— start Information given —

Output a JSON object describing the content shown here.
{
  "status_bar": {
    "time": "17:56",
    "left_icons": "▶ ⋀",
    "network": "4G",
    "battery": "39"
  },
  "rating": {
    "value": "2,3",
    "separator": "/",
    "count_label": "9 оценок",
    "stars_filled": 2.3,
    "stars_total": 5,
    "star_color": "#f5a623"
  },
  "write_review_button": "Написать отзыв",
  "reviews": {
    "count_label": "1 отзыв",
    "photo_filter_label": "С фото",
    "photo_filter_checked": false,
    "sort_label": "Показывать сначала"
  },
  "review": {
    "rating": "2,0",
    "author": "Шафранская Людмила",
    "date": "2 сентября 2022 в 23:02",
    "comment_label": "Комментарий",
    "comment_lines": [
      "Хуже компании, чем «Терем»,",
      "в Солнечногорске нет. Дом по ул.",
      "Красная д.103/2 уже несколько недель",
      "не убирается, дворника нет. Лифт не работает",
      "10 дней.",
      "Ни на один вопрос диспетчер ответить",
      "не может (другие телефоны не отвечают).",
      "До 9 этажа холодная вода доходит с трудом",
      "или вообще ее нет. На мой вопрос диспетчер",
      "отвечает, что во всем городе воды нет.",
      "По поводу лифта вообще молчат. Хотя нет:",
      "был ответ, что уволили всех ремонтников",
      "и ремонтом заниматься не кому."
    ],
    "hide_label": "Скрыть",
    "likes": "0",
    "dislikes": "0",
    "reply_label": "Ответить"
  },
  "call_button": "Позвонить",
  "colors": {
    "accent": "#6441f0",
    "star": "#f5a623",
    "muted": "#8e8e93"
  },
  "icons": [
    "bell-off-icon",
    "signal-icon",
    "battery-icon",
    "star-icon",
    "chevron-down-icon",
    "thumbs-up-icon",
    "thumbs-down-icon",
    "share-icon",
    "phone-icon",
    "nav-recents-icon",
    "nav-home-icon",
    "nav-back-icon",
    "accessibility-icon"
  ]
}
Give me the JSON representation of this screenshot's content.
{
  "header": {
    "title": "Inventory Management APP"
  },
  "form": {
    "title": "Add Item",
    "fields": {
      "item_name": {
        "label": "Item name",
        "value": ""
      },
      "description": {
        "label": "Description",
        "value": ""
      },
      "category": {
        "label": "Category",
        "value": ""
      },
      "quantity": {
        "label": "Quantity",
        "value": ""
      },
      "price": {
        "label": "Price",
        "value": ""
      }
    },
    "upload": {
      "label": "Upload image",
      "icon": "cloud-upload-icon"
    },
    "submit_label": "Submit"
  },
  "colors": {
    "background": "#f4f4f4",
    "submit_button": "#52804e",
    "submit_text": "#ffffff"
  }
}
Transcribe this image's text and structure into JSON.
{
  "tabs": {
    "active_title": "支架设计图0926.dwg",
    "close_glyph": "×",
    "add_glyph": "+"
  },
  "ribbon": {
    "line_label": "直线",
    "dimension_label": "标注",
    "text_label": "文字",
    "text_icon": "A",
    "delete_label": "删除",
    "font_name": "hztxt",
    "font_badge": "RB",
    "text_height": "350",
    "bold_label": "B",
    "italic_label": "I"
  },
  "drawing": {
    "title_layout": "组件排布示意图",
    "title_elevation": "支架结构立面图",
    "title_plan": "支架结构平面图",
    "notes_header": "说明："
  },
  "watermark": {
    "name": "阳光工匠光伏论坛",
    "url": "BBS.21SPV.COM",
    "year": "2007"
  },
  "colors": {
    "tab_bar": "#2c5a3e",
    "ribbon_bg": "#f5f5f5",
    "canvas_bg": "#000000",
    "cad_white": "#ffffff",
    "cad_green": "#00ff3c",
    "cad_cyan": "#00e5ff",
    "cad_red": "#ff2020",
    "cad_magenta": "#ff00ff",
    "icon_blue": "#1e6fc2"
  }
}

— end Information given —

* **Given request**
Find the lines that include the string "вопрос", then copy each of them.

* **Solution**
      "Ни на один вопрос диспетчер ответить",
      "или вообще ее нет. На мой вопрос диспетчер",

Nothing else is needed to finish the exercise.